What needs to be done: Write out the data again in full, exactly as it reads.

Exercise inputs:

○ ○ ○ ○ ○ ○ ○

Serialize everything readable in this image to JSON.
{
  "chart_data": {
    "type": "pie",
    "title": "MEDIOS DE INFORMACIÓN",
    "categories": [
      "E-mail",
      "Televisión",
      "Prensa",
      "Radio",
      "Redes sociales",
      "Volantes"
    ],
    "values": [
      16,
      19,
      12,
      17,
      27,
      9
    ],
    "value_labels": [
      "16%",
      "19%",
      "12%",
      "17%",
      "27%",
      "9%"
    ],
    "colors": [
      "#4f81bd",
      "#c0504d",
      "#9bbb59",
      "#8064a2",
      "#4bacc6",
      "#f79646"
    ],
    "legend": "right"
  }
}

○ ○ ○ ○ ○ ○ ○

The answer:
Serialize everything readable in this image to JSON.
{
  "chart_data": {
    "type": "pie",
    "title": "MEDIOS DE INFORMACIÓN",
    "categories": [
      "E-mail",
      "Televisión",
      "Prensa",
      "Radio",
      "Redes sociales",
      "Volantes"
    ],
    "values": [
      16,
      19,
      12,
      17,
      27,
      9
    ],
    "value_labels": [
      "16%",
      "19%",
      "12%",
      "17%",
      "27%",
      "9%"
    ],
    "colors": [
      "#4f81bd",
      "#c0504d",
      "#9bbb59",
      "#8064a2",
      "#4bacc6",
      "#f79646"
    ],
    "legend": "right"
  }
}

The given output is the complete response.